▶ Task to carry out:
Only a number is wanted here: the number of lines of the data that include "széllökés".

▶ Entries shown:
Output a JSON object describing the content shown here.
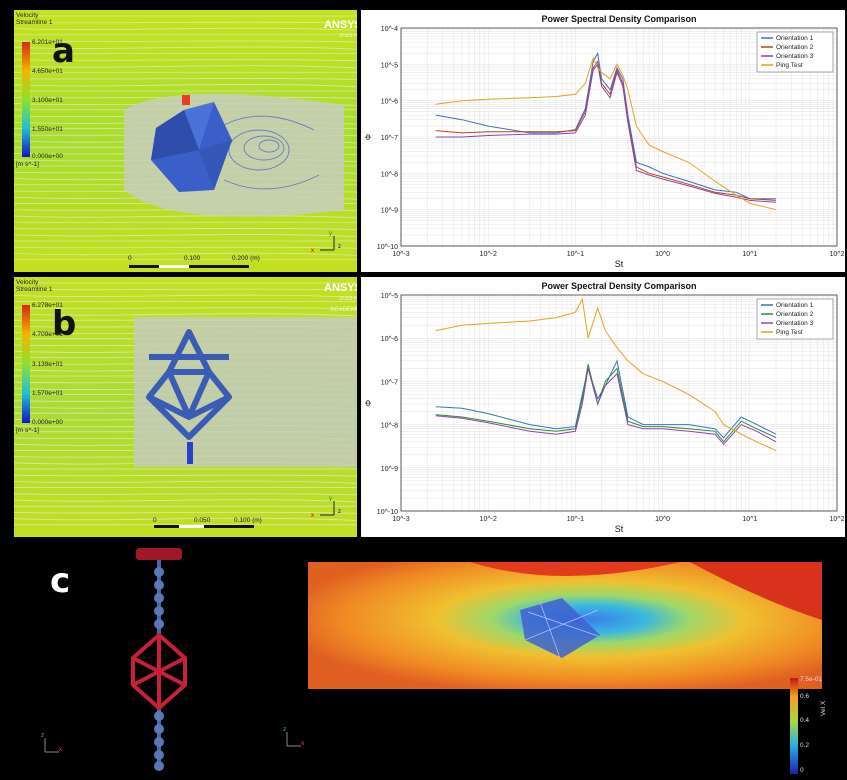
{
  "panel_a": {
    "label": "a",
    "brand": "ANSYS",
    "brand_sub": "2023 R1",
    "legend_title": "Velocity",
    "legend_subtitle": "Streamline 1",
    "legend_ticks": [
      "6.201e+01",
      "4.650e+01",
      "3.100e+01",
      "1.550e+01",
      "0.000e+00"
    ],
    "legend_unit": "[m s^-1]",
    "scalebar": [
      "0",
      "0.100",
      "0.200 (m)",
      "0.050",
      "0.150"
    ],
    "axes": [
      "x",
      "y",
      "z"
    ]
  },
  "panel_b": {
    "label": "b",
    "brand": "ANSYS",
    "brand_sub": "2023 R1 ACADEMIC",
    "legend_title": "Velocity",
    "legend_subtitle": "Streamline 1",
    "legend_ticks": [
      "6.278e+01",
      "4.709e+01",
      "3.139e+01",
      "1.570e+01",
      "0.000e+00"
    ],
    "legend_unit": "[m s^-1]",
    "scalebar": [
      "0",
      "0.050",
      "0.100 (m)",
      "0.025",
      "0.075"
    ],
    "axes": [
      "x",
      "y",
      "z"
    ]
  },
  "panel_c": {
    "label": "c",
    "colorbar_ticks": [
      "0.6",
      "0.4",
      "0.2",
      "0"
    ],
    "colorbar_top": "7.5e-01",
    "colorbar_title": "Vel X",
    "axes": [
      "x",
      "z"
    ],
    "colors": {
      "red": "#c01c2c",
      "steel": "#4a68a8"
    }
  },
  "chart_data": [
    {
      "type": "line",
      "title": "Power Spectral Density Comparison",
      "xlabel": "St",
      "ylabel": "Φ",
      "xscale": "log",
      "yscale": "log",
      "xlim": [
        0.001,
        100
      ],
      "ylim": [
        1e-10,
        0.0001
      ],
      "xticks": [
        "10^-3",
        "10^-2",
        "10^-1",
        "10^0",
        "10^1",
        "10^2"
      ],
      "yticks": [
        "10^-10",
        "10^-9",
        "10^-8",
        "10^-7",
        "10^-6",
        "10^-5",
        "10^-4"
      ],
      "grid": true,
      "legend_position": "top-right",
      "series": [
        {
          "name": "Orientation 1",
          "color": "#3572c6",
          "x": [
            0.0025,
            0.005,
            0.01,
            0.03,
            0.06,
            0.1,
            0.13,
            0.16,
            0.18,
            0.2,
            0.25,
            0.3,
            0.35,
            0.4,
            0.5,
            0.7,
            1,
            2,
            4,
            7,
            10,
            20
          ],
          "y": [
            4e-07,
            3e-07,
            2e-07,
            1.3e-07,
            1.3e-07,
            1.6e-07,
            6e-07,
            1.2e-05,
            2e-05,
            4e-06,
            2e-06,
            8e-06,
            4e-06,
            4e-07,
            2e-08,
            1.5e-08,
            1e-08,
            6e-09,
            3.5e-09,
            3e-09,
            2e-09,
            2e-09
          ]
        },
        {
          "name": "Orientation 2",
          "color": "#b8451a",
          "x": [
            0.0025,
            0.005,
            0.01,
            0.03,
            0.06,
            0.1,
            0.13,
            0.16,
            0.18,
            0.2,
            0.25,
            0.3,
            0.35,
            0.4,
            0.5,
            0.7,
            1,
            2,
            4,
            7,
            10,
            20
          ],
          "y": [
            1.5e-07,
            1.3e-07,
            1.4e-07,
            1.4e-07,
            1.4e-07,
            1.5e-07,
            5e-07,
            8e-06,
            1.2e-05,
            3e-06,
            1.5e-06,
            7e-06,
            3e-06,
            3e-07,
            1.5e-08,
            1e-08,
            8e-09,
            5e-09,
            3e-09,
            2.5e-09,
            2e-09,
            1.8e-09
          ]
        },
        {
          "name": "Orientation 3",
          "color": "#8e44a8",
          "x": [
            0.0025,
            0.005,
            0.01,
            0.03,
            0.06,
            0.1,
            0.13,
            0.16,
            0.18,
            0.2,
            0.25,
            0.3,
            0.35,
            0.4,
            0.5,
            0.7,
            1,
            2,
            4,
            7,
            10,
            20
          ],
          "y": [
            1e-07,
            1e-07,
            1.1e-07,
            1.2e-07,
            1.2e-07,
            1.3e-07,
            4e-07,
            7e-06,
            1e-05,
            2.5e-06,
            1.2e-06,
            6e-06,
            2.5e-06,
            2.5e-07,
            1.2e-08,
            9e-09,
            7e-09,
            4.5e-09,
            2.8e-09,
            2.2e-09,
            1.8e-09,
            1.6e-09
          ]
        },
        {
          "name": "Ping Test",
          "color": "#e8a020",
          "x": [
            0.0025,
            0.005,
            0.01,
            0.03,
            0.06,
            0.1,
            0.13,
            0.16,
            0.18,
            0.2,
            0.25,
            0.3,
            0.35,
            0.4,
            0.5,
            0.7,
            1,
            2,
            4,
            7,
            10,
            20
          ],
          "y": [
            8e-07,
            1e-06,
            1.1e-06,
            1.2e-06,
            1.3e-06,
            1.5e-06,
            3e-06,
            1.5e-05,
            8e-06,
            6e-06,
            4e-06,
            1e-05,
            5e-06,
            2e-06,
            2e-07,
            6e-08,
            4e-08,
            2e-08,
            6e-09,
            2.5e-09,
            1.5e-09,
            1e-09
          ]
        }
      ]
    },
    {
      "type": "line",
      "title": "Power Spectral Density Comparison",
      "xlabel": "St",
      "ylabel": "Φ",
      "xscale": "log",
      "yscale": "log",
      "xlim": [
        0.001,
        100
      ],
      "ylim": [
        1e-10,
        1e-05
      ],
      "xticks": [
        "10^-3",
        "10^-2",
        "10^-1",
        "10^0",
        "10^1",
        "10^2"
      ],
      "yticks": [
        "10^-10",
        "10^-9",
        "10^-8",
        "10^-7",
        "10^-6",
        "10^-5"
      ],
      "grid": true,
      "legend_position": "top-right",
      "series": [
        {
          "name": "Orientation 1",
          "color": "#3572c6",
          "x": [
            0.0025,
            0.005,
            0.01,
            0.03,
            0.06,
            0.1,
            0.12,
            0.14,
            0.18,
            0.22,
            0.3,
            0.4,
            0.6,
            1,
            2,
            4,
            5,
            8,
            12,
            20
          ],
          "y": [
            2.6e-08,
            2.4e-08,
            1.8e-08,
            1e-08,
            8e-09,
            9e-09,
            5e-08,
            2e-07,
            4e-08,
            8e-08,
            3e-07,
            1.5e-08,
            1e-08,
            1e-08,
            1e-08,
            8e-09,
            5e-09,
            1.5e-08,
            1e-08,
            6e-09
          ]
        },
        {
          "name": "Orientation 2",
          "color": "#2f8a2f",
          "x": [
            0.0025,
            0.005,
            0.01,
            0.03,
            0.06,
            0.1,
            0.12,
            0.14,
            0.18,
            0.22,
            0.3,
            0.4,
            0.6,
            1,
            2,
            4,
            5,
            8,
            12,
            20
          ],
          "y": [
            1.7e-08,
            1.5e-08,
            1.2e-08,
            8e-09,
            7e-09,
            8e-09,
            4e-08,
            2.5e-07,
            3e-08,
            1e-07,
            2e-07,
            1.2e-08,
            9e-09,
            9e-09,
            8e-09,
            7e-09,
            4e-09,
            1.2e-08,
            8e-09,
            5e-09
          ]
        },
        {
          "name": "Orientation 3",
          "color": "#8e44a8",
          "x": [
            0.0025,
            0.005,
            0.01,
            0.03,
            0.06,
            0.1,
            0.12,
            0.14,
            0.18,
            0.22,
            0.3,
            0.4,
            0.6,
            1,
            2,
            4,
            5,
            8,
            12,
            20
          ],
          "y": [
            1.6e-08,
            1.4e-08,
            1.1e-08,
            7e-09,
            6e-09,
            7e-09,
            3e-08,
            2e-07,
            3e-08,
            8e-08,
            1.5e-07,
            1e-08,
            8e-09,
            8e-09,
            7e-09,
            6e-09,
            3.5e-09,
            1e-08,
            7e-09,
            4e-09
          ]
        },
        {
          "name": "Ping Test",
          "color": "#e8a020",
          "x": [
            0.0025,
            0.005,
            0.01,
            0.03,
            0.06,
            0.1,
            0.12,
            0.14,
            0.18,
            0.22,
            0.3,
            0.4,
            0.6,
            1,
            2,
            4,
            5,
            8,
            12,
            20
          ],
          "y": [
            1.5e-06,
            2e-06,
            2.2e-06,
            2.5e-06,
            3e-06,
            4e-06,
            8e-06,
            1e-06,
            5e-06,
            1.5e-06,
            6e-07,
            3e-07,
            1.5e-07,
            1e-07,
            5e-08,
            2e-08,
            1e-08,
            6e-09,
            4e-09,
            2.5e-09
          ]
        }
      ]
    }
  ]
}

--

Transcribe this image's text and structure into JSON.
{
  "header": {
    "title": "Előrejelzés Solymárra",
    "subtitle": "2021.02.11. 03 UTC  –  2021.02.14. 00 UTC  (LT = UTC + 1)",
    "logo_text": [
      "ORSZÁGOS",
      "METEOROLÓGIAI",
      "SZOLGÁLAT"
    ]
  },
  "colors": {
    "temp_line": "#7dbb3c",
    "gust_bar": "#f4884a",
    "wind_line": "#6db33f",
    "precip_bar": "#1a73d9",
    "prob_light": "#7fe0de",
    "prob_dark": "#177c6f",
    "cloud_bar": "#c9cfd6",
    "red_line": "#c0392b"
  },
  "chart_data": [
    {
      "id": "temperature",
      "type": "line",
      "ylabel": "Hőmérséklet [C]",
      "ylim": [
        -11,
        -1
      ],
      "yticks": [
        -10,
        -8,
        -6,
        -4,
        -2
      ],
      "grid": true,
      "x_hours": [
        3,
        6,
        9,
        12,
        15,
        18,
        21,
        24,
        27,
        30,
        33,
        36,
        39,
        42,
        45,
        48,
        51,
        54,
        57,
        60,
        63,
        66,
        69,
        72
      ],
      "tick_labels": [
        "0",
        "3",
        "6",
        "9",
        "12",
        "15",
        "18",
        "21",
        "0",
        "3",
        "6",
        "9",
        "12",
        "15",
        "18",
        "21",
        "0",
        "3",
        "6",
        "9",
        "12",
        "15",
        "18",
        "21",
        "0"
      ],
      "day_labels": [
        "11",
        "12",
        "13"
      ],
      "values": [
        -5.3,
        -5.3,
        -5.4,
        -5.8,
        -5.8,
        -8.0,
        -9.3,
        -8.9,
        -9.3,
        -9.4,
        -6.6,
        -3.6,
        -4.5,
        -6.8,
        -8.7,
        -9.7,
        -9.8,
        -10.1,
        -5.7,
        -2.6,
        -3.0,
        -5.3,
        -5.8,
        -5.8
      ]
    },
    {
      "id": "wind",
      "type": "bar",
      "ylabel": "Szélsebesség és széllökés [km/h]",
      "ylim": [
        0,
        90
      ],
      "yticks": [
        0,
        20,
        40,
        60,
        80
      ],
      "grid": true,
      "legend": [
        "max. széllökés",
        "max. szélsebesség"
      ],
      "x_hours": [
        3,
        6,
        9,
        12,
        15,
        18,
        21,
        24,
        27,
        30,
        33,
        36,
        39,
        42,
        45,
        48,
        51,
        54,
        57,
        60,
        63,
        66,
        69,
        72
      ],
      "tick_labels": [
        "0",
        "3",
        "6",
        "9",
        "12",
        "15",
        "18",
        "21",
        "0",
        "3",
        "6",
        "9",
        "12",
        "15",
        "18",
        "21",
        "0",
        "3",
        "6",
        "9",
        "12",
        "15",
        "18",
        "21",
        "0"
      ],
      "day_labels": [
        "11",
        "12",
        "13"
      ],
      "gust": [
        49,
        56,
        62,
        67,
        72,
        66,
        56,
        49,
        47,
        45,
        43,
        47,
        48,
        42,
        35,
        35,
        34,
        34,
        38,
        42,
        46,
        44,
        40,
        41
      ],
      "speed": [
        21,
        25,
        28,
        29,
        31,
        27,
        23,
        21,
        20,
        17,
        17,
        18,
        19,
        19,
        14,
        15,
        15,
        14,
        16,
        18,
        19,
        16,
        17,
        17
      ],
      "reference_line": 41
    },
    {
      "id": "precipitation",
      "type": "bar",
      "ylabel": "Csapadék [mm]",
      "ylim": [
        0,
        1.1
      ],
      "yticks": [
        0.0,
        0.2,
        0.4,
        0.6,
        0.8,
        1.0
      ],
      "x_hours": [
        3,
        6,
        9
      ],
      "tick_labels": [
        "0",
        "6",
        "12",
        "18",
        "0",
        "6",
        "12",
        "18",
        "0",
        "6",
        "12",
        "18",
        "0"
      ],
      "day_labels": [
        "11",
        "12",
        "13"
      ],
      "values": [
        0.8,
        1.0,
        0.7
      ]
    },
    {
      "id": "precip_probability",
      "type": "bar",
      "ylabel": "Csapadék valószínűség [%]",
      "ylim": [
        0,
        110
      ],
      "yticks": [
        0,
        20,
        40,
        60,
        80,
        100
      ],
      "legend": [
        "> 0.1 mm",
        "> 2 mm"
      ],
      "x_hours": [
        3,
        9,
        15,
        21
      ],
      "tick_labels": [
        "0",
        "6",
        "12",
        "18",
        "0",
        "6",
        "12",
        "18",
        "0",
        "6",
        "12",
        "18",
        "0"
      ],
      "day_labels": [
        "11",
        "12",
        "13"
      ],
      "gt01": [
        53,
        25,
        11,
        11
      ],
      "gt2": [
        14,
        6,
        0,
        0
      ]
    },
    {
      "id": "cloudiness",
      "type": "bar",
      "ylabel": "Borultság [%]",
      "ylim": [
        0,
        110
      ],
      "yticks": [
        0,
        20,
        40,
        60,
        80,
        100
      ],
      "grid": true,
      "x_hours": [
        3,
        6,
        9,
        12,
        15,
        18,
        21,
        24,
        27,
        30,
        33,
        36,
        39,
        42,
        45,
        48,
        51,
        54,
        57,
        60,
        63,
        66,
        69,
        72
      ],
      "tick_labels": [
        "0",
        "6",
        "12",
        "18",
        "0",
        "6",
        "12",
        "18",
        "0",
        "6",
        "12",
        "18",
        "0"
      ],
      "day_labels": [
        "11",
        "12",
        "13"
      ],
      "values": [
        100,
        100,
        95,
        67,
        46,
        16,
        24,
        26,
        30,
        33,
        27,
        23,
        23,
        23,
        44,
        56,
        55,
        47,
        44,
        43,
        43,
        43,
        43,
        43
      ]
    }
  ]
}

▶ Exercise response:
2